## start

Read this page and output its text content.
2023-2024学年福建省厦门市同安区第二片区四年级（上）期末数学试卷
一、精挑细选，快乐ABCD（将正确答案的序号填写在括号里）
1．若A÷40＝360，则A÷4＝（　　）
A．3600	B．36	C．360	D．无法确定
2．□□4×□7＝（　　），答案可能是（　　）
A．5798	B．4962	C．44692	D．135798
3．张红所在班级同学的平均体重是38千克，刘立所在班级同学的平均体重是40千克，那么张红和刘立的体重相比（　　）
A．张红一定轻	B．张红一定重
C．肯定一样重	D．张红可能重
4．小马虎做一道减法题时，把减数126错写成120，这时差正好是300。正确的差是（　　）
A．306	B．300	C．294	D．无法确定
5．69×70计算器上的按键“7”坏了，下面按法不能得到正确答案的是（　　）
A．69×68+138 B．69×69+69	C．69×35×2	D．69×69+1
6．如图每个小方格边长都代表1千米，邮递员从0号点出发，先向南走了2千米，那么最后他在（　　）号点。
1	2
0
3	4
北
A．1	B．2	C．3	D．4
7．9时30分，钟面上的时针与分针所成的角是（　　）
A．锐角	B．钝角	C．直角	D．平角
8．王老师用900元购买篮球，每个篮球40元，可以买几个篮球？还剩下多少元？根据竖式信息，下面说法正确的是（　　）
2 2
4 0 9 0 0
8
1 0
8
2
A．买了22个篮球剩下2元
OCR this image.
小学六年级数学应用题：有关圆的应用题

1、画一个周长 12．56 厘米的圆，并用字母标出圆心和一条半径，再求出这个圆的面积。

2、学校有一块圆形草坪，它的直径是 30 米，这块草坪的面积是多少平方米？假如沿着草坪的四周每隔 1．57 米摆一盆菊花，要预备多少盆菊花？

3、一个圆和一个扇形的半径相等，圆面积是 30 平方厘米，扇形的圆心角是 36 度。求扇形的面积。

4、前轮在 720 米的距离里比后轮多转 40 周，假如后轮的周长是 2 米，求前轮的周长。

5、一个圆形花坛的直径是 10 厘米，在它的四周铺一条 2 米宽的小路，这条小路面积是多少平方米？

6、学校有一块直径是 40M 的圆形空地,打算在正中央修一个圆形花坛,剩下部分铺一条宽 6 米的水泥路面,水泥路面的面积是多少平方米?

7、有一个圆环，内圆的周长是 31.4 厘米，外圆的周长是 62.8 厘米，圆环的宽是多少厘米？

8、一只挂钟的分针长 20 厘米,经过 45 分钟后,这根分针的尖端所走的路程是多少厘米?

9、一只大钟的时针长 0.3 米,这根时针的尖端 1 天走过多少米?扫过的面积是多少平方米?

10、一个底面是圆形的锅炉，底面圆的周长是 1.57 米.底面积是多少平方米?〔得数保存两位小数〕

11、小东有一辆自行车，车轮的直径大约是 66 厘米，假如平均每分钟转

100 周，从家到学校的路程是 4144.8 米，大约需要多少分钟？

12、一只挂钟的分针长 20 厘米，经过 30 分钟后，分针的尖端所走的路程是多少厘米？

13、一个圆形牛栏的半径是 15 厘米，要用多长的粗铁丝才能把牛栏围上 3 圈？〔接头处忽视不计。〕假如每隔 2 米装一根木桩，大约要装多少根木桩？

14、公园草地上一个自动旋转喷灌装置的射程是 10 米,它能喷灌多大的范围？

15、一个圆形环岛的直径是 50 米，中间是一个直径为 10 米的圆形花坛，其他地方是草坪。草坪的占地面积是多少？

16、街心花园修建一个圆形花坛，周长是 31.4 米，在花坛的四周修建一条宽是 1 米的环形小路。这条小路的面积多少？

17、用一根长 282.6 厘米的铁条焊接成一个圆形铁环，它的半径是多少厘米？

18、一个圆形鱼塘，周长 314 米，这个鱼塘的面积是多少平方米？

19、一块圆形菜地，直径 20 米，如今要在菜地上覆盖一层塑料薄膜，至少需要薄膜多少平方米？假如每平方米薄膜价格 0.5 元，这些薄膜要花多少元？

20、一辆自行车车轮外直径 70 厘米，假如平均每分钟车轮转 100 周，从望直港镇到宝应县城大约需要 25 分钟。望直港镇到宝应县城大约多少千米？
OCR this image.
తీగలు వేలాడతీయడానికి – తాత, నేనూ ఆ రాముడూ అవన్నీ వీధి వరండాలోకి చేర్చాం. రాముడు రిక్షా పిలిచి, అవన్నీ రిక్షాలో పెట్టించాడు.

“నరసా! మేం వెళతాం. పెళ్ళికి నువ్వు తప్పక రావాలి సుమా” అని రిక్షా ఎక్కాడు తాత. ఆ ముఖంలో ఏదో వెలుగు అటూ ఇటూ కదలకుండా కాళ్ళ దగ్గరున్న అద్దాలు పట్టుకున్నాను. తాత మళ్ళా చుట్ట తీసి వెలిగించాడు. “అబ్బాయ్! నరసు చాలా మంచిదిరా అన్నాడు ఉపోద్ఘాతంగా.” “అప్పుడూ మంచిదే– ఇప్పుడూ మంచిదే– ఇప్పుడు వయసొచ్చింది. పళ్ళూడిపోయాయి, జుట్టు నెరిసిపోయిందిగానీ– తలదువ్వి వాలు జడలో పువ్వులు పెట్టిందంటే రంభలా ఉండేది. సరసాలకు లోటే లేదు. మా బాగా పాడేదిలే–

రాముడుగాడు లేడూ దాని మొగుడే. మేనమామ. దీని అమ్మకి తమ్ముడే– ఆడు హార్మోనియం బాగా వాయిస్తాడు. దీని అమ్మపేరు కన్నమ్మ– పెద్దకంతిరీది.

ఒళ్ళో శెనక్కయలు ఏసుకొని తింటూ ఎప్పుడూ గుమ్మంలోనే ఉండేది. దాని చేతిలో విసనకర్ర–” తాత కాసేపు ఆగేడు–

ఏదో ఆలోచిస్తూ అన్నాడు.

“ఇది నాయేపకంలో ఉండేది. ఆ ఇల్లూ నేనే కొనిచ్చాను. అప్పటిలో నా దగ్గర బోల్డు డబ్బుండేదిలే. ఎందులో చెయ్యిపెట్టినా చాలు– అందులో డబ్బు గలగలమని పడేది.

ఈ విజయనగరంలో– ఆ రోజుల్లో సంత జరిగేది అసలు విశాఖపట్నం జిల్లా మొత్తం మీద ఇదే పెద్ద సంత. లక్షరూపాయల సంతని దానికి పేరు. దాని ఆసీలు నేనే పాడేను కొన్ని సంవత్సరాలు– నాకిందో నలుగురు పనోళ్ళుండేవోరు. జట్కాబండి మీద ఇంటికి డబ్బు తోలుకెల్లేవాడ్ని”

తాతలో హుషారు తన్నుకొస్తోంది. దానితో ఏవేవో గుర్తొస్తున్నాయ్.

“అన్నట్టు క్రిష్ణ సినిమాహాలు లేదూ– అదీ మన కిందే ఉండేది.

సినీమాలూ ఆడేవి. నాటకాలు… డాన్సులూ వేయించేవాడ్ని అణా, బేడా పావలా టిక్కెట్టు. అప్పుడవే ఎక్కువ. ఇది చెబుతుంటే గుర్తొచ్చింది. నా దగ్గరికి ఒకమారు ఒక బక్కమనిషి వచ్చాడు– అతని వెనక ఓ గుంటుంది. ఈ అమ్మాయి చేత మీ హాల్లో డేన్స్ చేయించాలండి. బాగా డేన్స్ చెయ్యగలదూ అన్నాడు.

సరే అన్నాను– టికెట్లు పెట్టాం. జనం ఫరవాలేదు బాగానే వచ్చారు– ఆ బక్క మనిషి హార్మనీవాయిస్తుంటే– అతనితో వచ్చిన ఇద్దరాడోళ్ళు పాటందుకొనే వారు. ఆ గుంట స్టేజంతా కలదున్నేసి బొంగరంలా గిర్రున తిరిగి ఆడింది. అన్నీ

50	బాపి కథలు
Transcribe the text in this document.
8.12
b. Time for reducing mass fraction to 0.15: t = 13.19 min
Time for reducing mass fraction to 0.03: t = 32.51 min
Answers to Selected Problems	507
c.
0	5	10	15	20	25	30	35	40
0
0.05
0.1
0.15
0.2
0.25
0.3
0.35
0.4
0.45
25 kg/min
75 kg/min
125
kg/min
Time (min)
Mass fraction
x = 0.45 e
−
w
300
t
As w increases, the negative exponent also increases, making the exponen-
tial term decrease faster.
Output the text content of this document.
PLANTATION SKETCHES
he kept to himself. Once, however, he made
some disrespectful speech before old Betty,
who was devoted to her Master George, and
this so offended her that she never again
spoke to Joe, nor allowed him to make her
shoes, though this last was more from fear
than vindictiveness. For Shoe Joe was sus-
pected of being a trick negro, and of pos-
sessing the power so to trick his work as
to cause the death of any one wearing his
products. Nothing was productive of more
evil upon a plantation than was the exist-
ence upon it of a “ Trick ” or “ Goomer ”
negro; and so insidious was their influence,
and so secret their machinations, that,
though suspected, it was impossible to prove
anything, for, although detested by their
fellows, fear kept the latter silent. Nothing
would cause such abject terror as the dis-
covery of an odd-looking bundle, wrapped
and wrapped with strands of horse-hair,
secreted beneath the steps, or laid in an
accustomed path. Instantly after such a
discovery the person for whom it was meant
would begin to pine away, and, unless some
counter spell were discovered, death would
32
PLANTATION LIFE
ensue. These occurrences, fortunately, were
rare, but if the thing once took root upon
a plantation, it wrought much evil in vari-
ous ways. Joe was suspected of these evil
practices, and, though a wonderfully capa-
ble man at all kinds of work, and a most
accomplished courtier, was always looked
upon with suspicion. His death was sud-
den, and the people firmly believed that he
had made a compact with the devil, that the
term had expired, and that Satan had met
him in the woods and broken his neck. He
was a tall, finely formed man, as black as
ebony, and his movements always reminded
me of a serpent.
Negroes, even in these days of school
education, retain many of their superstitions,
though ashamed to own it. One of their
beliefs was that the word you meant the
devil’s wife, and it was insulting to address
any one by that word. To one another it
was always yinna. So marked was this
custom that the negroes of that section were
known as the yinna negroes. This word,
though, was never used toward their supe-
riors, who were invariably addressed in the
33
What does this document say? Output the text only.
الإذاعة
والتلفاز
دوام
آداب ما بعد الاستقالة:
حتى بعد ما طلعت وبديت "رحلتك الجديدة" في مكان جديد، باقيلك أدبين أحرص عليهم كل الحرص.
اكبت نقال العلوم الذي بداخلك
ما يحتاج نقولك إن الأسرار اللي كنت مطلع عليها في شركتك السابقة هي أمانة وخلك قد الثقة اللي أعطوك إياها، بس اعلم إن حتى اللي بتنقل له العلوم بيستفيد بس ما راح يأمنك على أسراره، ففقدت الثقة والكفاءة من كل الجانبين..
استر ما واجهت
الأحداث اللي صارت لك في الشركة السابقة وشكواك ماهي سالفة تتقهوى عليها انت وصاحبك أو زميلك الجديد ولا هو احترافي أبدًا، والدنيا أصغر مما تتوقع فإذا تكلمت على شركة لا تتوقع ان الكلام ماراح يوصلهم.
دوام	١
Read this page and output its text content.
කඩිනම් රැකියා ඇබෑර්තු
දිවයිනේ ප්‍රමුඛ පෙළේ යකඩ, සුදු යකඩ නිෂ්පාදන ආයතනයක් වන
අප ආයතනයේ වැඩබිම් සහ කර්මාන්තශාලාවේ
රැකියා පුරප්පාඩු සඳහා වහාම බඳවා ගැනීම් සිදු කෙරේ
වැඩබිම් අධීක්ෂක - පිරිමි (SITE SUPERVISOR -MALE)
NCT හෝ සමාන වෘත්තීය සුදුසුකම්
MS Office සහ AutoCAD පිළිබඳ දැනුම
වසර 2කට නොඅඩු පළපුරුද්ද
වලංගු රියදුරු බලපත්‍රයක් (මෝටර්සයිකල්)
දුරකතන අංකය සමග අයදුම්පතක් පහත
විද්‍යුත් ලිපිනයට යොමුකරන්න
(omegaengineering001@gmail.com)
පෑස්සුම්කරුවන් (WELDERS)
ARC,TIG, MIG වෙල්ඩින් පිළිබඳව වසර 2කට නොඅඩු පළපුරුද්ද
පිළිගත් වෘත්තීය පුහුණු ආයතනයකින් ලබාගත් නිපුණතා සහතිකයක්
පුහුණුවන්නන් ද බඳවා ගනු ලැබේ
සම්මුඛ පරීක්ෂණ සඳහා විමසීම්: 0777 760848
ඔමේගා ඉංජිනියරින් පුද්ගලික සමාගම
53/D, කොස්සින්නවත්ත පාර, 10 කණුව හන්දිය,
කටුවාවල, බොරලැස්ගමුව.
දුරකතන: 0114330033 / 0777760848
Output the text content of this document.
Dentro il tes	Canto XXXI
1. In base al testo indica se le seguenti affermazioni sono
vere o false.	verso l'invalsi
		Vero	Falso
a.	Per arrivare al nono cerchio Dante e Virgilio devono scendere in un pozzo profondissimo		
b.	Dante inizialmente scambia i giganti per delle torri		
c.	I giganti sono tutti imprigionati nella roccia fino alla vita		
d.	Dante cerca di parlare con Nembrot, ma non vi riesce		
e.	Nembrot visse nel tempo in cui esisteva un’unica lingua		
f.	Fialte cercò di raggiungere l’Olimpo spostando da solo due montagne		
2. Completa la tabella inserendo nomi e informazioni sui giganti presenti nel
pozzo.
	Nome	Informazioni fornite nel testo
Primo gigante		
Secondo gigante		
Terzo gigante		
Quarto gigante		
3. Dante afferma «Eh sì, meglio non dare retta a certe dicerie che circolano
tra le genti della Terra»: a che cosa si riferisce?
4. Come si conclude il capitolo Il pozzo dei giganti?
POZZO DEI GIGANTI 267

## end

*Stated goal:*
Search the entries for the word "than", then gather every line that has it.

*Written solution:*
than vindictiveness. For Shoe Joe was sus-
evil upon a plantation than was the exist-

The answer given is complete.